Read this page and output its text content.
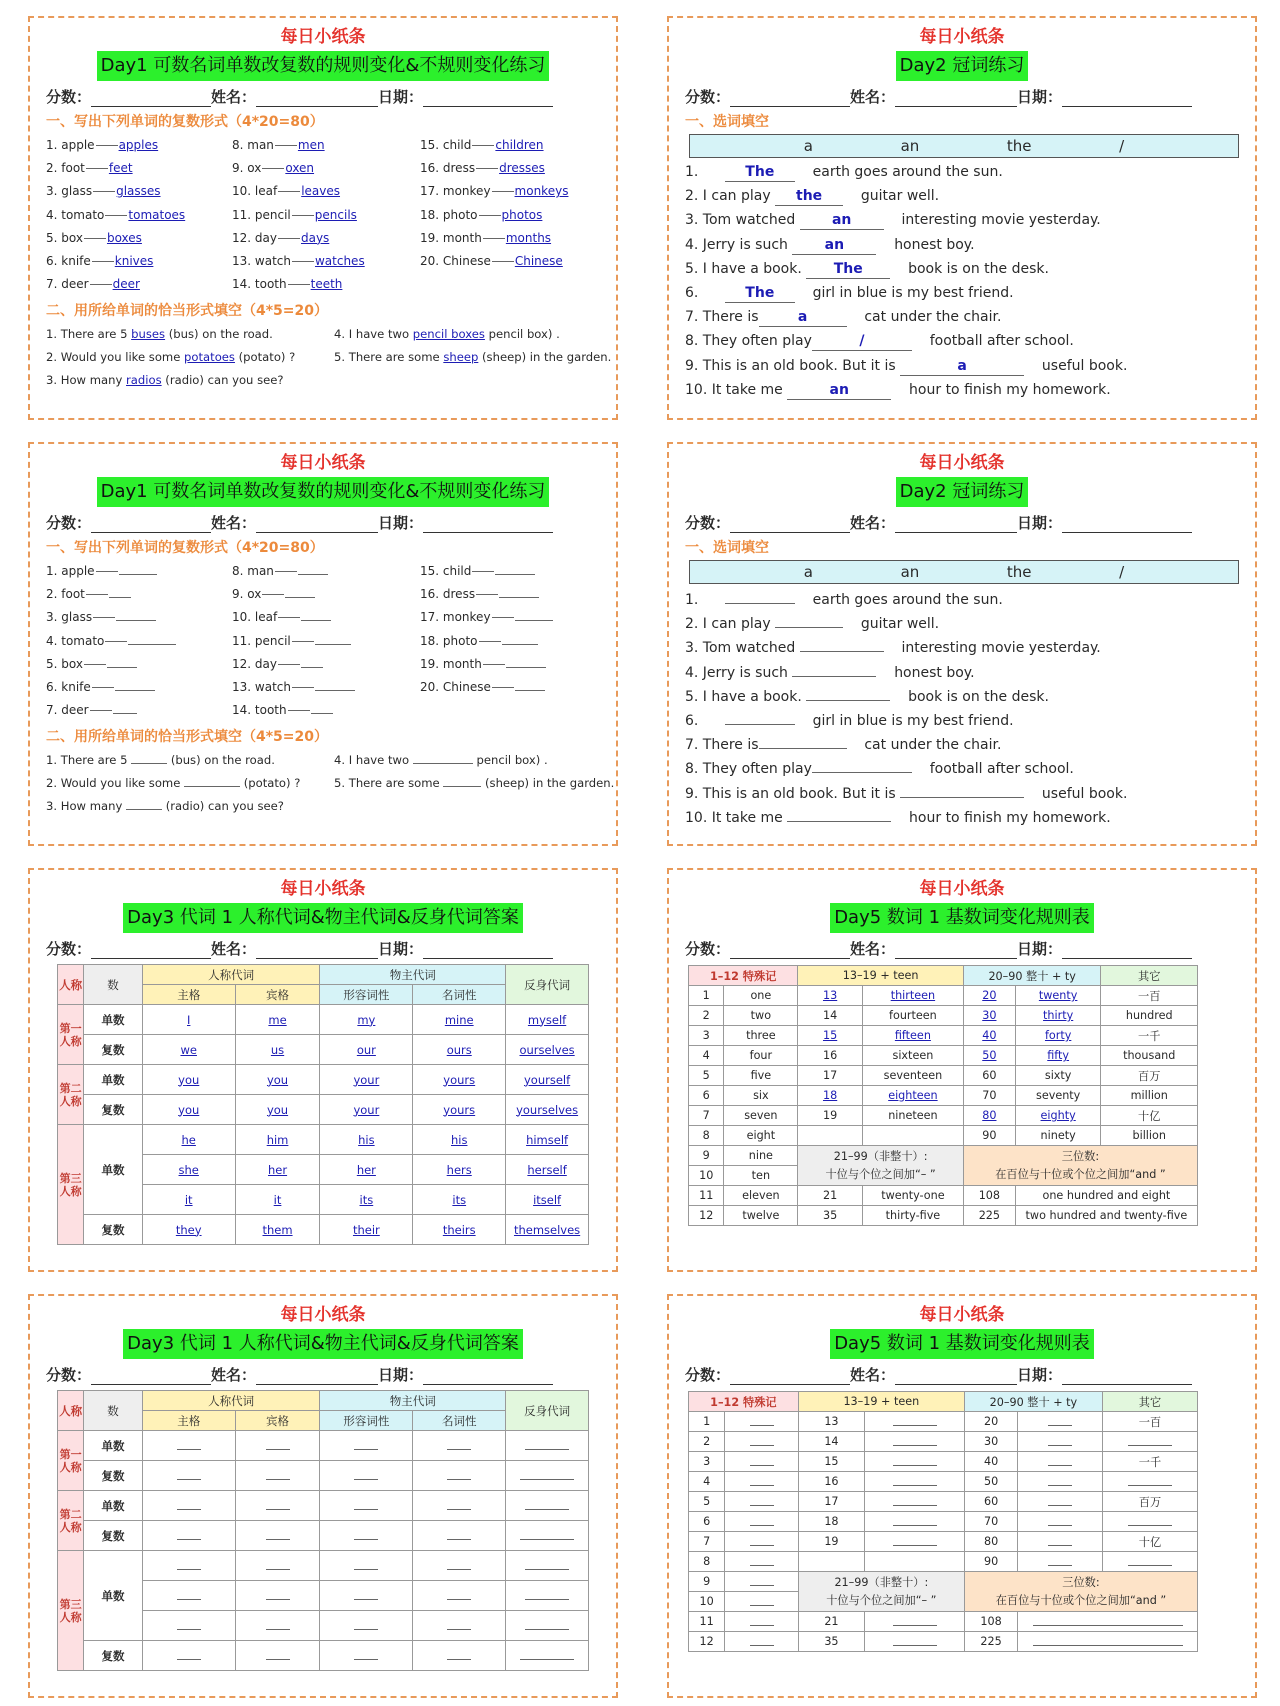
每日小纸条
Day1 可数名词单数改复数的规则变化&不规则变化练习
分数：	姓名：	日期：
一、写出下列单词的复数形式（4*20=80）
1. apple apples	8. man men	15. child children
2. foot feet	9. ox oxen	16. dress dresses
3. glass glasses	10. leaf leaves	17. monkey monkeys
4. tomato tomatoes	11. pencil pencils	18. photo photos
5. box boxes	12. day days	19. month months
6. knife knives	13. watch watches	20. Chinese Chinese
7. deer deer	14. tooth teeth
二、用所给单词的恰当形式填空（4*5=20）
1. There are 5 buses (bus) on the road.	4. I have two pencil boxes pencil box) .
2. Would you like some potatoes (potato) ?	5. There are some sheep (sheep) in the garden.
3. How many radios (radio) can you see?
每日小纸条
Day1 可数名词单数改复数的规则变化&不规则变化练习
分数：	姓名：	日期：
一、写出下列单词的复数形式（4*20=80）
1. apple	8. man	15. child
2. foot	9. ox	16. dress
3. glass	10. leaf	17. monkey
4. tomato	11. pencil	18. photo
5. box	12. day	19. month
6. knife	13. watch	20. Chinese
7. deer	14. tooth
二、用所给单词的恰当形式填空（4*5=20）
1. There are 5	(bus) on the road.	4. I have two	pencil box) .
2. Would you like some	(potato) ?	5. There are some	(sheep) in the garden.
3. How many	(radio) can you see?
每日小纸条
Day2 冠词练习
分数：	姓名：	日期：
一、选词填空
a	an	the	/
1.	The	earth goes around the sun.
2. I can play the	guitar well.
3. Tom watched an	interesting movie yesterday.
4. Jerry is such an	honest boy.
5. I have a book. The	book is on the desk.
6.	The	girl in blue is my best friend.
7. There is	a	cat under the chair.
8. They often play	/	football after school.
9. This is an old book. But it is	a	useful book.
10. It take me	an	hour to finish my homework.
每日小纸条
Day2 冠词练习
分数：	姓名：	日期：
一、选词填空
a	an	the	/
1.	earth goes around the sun.
2. I can play	guitar well.
3. Tom watched	interesting movie yesterday.
4. Jerry is such	honest boy.
5. I have a book.	book is on the desk.
6.	girl in blue is my best friend.
7. There is	cat under the chair.
8. They often play	football after school.
9. This is an old book. But it is	useful book.
10. It take me	hour to finish my homework.
每日小纸条
Day3 代词 1 人称代词&物主代词&反身代词答案
分数：	姓名：	日期：
人称	数	人称代词		物主代词		反身代词
		主格	宾格	形容词性	名词性	
第一人称	单数	I	me	my	mine	myself
	复数	we	us	our	ours	ourselves
第二人称	单数	you	you	your	yours	yourself
	复数	you	you	your	yours	yourselves
第三人称	单数	he	him	his	his	himself
		she	her	her	hers	herself
		it	it	its	its	itself
	复数	they	them	their	theirs	themselves
每日小纸条
Day3 代词 1 人称代词&物主代词&反身代词答案
分数：	姓名：	日期：
人称	数	人称代词		物主代词		反身代词
		主格	宾格	形容词性	名词性	
第一人称	单数					
	复数					
第二人称	单数					
	复数					
第三人称	单数					

	复数					
每日小纸条
Day5 数词 1 基数词变化规则表
分数：	姓名：	日期：
1–12 特殊记		13–19 + teen		20–90 整十 + ty		其它
1	one	13	thirteen	20	twenty	一百
2	two	14	fourteen	30	thirty	hundred
3	three	15	fifteen	40	forty	一千
4	four	16	sixteen	50	fifty	thousand
5	five	17	seventeen	60	sixty	百万
6	six	18	eighteen	70	seventy	million
7	seven	19	nineteen	80	eighty	十亿
8	eight			90	ninety	billion
9	nine	21–99（非整十）:
十位与个位之间加“– ”		三位数:
在百位与十位或个位之间加“and ”		
10	ten					
11	eleven	21	twenty-one	108	one hundred and eight	
12	twelve	35	thirty-five	225	two hundred and twenty-five	
每日小纸条
Day5 数词 1 基数词变化规则表
分数：	姓名：	日期：
1–12 特殊记		13–19 + teen		20–90 整十 + ty		其它
1		13		20		一百
2		14		30		
3		15		40		一千
4		16		50		
5		17		60		百万
6		18		70		
7		19		80		十亿
8				90		
9		21–99（非整十）:
十位与个位之间加“– ”		三位数:
在百位与十位或个位之间加“and ”		
10						
11		21		108		
12		35		225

Task to complete:
Transcribe the full listing above exactly as it stands, minus the pictures.

Result below:
Read this page and output its text content.
每日小纸条
Day1 可数名词单数改复数的规则变化&不规则变化练习
分数：	姓名：	日期：
一、写出下列单词的复数形式（4*20=80）
1. apple apples	8. man men	15. child children
2. foot feet	9. ox oxen	16. dress dresses
3. glass glasses	10. leaf leaves	17. monkey monkeys
4. tomato tomatoes	11. pencil pencils	18. photo photos
5. box boxes	12. day days	19. month months
6. knife knives	13. watch watches	20. Chinese Chinese
7. deer deer	14. tooth teeth
二、用所给单词的恰当形式填空（4*5=20）
1. There are 5 buses (bus) on the road.	4. I have two pencil boxes pencil box) .
2. Would you like some potatoes (potato) ?	5. There are some sheep (sheep) in the garden.
3. How many radios (radio) can you see?
每日小纸条
Day1 可数名词单数改复数的规则变化&不规则变化练习
分数：	姓名：	日期：
一、写出下列单词的复数形式（4*20=80）
1. apple	8. man	15. child
2. foot	9. ox	16. dress
3. glass	10. leaf	17. monkey
4. tomato	11. pencil	18. photo
5. box	12. day	19. month
6. knife	13. watch	20. Chinese
7. deer	14. tooth
二、用所给单词的恰当形式填空（4*5=20）
1. There are 5	(bus) on the road.	4. I have two	pencil box) .
2. Would you like some	(potato) ?	5. There are some	(sheep) in the garden.
3. How many	(radio) can you see?
每日小纸条
Day2 冠词练习
分数：	姓名：	日期：
一、选词填空
a	an	the	/
1.	The	earth goes around the sun.
2. I can play the	guitar well.
3. Tom watched an	interesting movie yesterday.
4. Jerry is such an	honest boy.
5. I have a book. The	book is on the desk.
6.	The	girl in blue is my best friend.
7. There is	a	cat under the chair.
8. They often play	/	football after school.
9. This is an old book. But it is	a	useful book.
10. It take me	an	hour to finish my homework.
每日小纸条
Day2 冠词练习
分数：	姓名：	日期：
一、选词填空
a	an	the	/
1.	earth goes around the sun.
2. I can play	guitar well.
3. Tom watched	interesting movie yesterday.
4. Jerry is such	honest boy.
5. I have a book.	book is on the desk.
6.	girl in blue is my best friend.
7. There is	cat under the chair.
8. They often play	football after school.
9. This is an old book. But it is	useful book.
10. It take me	hour to finish my homework.
每日小纸条
Day3 代词 1 人称代词&物主代词&反身代词答案
分数：	姓名：	日期：
人称	数	人称代词		物主代词		反身代词
		主格	宾格	形容词性	名词性	
第一人称	单数	I	me	my	mine	myself
	复数	we	us	our	ours	ourselves
第二人称	单数	you	you	your	yours	yourself
	复数	you	you	your	yours	yourselves
第三人称	单数	he	him	his	his	himself
		she	her	her	hers	herself
		it	it	its	its	itself
	复数	they	them	their	theirs	themselves
每日小纸条
Day3 代词 1 人称代词&物主代词&反身代词答案
分数：	姓名：	日期：
人称	数	人称代词		物主代词		反身代词
		主格	宾格	形容词性	名词性	
第一人称	单数					
	复数					
第二人称	单数					
	复数					
第三人称	单数					

	复数					
每日小纸条
Day5 数词 1 基数词变化规则表
分数：	姓名：	日期：
1–12 特殊记		13–19 + teen		20–90 整十 + ty		其它
1	one	13	thirteen	20	twenty	一百
2	two	14	fourteen	30	thirty	hundred
3	three	15	fifteen	40	forty	一千
4	four	16	sixteen	50	fifty	thousand
5	five	17	seventeen	60	sixty	百万
6	six	18	eighteen	70	seventy	million
7	seven	19	nineteen	80	eighty	十亿
8	eight			90	ninety	billion
9	nine	21–99（非整十）:
十位与个位之间加“– ”		三位数:
在百位与十位或个位之间加“and ”		
10	ten					
11	eleven	21	twenty-one	108	one hundred and eight	
12	twelve	35	thirty-five	225	two hundred and twenty-five	
每日小纸条
Day5 数词 1 基数词变化规则表
分数：	姓名：	日期：
1–12 特殊记		13–19 + teen		20–90 整十 + ty		其它
1		13		20		一百
2		14		30		
3		15		40		一千
4		16		50		
5		17		60		百万
6		18		70		
7		19		80		十亿
8				90		
9		21–99（非整十）:
十位与个位之间加“– ”		三位数:
在百位与十位或个位之间加“and ”		
10						
11		21		108		
12		35		225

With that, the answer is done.